● INFORMATION SUPPLIED:
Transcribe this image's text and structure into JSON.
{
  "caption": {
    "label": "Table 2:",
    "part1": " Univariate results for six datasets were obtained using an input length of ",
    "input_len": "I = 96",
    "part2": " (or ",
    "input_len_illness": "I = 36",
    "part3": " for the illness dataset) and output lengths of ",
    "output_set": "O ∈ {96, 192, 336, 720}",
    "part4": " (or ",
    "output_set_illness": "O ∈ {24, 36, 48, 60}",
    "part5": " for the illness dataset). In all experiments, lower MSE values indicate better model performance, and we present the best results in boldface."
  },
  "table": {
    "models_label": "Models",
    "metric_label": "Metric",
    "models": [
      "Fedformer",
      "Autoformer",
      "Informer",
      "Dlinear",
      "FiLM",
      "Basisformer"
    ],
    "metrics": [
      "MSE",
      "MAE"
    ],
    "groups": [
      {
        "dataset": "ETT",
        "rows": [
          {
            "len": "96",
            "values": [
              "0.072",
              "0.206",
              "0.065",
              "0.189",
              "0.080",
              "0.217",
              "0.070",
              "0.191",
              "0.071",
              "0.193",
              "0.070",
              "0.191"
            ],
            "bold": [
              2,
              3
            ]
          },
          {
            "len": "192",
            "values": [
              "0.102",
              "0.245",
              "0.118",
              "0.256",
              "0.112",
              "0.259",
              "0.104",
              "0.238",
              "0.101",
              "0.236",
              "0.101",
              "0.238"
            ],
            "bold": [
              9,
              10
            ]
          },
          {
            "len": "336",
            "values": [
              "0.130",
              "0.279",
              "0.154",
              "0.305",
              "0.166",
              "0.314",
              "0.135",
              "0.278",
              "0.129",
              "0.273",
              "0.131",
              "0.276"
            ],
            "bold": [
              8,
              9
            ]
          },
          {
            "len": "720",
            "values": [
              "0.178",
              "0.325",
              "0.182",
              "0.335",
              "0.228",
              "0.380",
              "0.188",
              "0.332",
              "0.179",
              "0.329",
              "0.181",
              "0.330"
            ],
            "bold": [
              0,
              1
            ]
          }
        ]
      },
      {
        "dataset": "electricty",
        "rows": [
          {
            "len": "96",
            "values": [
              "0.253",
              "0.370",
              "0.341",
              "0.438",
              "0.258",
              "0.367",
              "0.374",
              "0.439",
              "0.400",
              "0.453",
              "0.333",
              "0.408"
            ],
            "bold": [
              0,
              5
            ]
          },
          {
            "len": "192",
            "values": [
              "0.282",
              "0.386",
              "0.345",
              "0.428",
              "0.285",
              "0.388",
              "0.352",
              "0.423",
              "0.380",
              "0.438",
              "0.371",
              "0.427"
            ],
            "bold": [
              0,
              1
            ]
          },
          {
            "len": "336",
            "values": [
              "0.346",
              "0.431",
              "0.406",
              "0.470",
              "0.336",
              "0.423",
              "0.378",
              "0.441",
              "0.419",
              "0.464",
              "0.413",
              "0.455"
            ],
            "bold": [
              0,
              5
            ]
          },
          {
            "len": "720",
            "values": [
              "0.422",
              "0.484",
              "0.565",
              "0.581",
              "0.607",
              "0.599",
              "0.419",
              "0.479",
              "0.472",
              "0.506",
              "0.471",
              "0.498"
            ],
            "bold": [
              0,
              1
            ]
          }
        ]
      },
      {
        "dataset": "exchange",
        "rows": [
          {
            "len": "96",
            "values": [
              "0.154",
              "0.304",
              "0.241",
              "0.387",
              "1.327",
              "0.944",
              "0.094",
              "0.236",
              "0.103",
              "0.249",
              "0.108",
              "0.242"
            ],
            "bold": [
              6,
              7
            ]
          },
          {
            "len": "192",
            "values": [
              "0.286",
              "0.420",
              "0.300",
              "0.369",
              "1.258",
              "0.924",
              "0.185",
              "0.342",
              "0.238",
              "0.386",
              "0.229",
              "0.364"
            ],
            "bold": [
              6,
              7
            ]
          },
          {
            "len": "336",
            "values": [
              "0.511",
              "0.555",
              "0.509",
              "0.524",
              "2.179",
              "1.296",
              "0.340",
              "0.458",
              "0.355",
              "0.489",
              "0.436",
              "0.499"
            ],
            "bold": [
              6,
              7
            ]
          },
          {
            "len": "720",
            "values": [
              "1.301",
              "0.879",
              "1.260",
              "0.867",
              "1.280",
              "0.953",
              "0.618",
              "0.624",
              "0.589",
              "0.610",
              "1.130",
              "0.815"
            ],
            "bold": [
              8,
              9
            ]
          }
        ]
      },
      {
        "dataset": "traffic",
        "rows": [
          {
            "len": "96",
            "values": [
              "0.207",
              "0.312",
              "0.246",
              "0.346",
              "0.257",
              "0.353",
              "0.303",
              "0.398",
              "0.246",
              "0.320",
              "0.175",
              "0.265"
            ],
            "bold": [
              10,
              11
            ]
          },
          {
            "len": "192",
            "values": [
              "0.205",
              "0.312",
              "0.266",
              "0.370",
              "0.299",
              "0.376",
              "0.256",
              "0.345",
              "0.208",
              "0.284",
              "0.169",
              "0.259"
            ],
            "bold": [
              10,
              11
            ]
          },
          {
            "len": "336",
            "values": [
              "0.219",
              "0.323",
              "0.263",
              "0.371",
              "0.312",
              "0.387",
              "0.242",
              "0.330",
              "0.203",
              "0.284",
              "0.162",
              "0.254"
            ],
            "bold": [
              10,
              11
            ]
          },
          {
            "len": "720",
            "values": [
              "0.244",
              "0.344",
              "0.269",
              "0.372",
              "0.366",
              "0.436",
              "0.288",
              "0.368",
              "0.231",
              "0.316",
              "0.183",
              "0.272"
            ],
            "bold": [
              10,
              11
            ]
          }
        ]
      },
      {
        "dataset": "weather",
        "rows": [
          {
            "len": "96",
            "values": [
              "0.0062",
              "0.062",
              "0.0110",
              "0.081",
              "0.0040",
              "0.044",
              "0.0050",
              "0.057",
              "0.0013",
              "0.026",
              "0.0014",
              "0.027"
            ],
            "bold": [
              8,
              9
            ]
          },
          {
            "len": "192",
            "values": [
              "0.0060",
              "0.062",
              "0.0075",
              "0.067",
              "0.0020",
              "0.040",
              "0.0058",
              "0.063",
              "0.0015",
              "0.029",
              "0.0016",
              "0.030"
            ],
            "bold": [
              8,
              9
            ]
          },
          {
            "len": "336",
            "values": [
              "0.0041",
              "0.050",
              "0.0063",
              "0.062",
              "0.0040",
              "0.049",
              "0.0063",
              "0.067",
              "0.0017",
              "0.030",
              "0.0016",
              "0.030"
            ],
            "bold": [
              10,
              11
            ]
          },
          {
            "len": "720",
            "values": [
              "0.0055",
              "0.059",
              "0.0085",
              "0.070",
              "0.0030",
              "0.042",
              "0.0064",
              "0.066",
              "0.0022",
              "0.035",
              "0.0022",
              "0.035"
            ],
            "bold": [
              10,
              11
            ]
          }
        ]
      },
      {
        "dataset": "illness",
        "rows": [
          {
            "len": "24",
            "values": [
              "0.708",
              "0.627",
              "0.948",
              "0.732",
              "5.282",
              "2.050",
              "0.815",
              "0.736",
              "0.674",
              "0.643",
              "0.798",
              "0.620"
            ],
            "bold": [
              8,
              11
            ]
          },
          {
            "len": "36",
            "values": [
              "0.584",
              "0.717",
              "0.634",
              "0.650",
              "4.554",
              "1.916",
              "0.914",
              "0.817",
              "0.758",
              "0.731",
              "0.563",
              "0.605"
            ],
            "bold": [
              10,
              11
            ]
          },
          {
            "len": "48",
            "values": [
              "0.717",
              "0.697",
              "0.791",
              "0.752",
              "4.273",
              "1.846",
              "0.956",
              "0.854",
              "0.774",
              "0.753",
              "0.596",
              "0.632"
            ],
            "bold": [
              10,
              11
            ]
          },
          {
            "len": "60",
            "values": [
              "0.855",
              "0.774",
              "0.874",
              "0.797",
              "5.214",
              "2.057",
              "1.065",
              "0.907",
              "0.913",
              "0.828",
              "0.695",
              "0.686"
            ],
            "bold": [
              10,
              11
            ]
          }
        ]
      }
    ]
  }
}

● DIRECTIONS: Across the data above, how many lines include the word "results"? Give only the count.

● FINAL ANSWER: 2